[Requirement] Report every line in the listing below where the string "icon" shows up.
┌──
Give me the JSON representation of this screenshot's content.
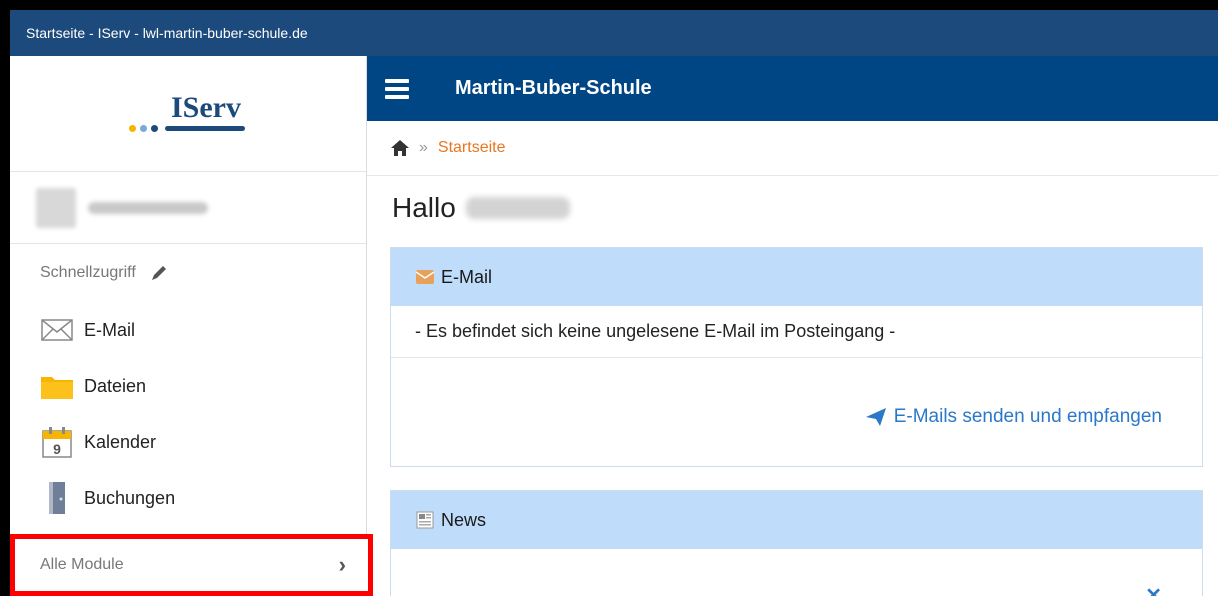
{
  "window": {
    "title": "Startseite - IServ - lwl-martin-buber-schule.de"
  },
  "brand": {
    "logo_text": "IServ",
    "school_name": "Martin-Buber-Schule"
  },
  "breadcrumb": {
    "current": "Startseite",
    "separator": "»"
  },
  "sidebar": {
    "quick_access_label": "Schnellzugriff",
    "items": [
      {
        "label": "E-Mail",
        "icon": "envelope-icon"
      },
      {
        "label": "Dateien",
        "icon": "folder-icon"
      },
      {
        "label": "Kalender",
        "icon": "calendar-icon",
        "day": "9"
      },
      {
        "label": "Buchungen",
        "icon": "door-icon"
      }
    ],
    "all_modules_label": "Alle Module",
    "all_modules_chevron": "›"
  },
  "main": {
    "greeting": "Hallo",
    "mail": {
      "title": "E-Mail",
      "message": "- Es befindet sich keine ungelesene E-Mail im Posteingang -",
      "action": "E-Mails senden und empfangen"
    },
    "news": {
      "title": "News",
      "close": "✕"
    }
  },
  "colors": {
    "titlebar": "#1d4a7c",
    "topbar": "#004584",
    "accent": "#e87722",
    "panel_head": "#bfdcfa",
    "link": "#2c78c8",
    "highlight": "#ff0000"
  }
}
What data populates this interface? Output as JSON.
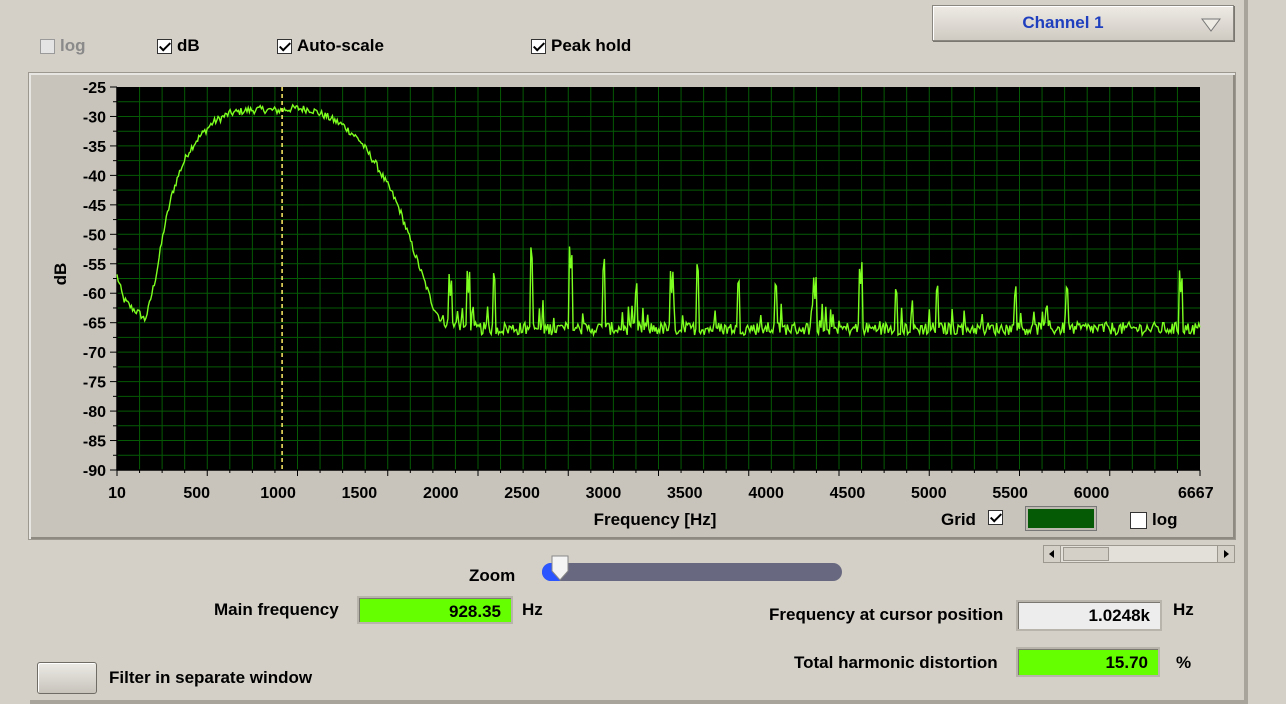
{
  "top_checkboxes": {
    "log": {
      "label": "log",
      "checked": false,
      "enabled": false
    },
    "db": {
      "label": "dB",
      "checked": true,
      "enabled": true
    },
    "autoscale": {
      "label": "Auto-scale",
      "checked": true,
      "enabled": true
    },
    "peak_hold": {
      "label": "Peak hold",
      "checked": true,
      "enabled": true
    }
  },
  "channel_select": {
    "value": "Channel 1"
  },
  "graph": {
    "grid": {
      "label": "Grid",
      "checked": true
    },
    "grid_color": "#055a05",
    "log_x": {
      "label": "log",
      "checked": false
    }
  },
  "chart_data": {
    "type": "line",
    "xlabel": "Frequency [Hz]",
    "ylabel": "dB",
    "xlim": [
      10,
      6667
    ],
    "ylim": [
      -90,
      -25
    ],
    "x_ticks": [
      "10",
      "500",
      "1000",
      "1500",
      "2000",
      "2500",
      "3000",
      "3500",
      "4000",
      "4500",
      "5000",
      "5500",
      "6000",
      "6667"
    ],
    "y_ticks": [
      "-25",
      "-30",
      "-35",
      "-40",
      "-45",
      "-50",
      "-55",
      "-60",
      "-65",
      "-70",
      "-75",
      "-80",
      "-85",
      "-90"
    ],
    "grid": true,
    "background_color": "#000000",
    "line_color": "#7dff1f",
    "cursor_color": "#ffee66",
    "cursor_x": 1024.8,
    "series": [
      {
        "x": [
          10,
          50,
          100,
          150,
          180,
          200,
          250,
          300,
          350,
          400,
          450,
          500,
          550,
          600,
          700,
          800,
          900,
          1000,
          1100,
          1200,
          1300,
          1400,
          1500,
          1600,
          1700,
          1750,
          1800,
          1850,
          1900,
          1950,
          2000,
          2100,
          2200,
          2400,
          2600,
          3000,
          4000,
          5000,
          6000,
          6667
        ],
        "y": [
          -57,
          -61,
          -62.5,
          -63.5,
          -64.5,
          -63,
          -57,
          -49,
          -43,
          -39,
          -36,
          -34,
          -32.5,
          -31,
          -29.5,
          -29,
          -28.8,
          -29,
          -28.6,
          -28.8,
          -30,
          -31.5,
          -34,
          -38,
          -43,
          -46,
          -50,
          -54,
          -58,
          -62,
          -64.5,
          -65.5,
          -66,
          -66,
          -66,
          -66,
          -66,
          -66,
          -66,
          -66
        ]
      }
    ],
    "peaks": [
      {
        "x": 2060,
        "y": -61
      },
      {
        "x": 2170,
        "y": -60
      },
      {
        "x": 2330,
        "y": -59
      },
      {
        "x": 2560,
        "y": -55
      },
      {
        "x": 2800,
        "y": -56.5
      },
      {
        "x": 3000,
        "y": -57
      },
      {
        "x": 3200,
        "y": -61
      },
      {
        "x": 3420,
        "y": -60
      },
      {
        "x": 3580,
        "y": -57.5
      },
      {
        "x": 3830,
        "y": -60
      },
      {
        "x": 4060,
        "y": -60.5
      },
      {
        "x": 4300,
        "y": -61
      },
      {
        "x": 4580,
        "y": -59
      },
      {
        "x": 4800,
        "y": -61.5
      },
      {
        "x": 5050,
        "y": -61
      },
      {
        "x": 5530,
        "y": -61.5
      },
      {
        "x": 5850,
        "y": -61
      },
      {
        "x": 6550,
        "y": -60.5
      }
    ]
  },
  "zoom": {
    "label": "Zoom",
    "value_fraction": 0.06
  },
  "main_frequency": {
    "label": "Main frequency",
    "value": "928.35",
    "unit": "Hz"
  },
  "cursor_frequency": {
    "label": "Frequency at cursor position",
    "value": "1.0248k",
    "unit": "Hz"
  },
  "thd": {
    "label": "Total harmonic distortion",
    "value": "15.70",
    "unit": "%"
  },
  "filter_button": {
    "label": "Filter in separate window"
  }
}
└──
[Right answer]
        "icon": "envelope-icon"
        "icon": "folder-icon"
        "icon": "calendar-icon",
        "icon": "door-icon"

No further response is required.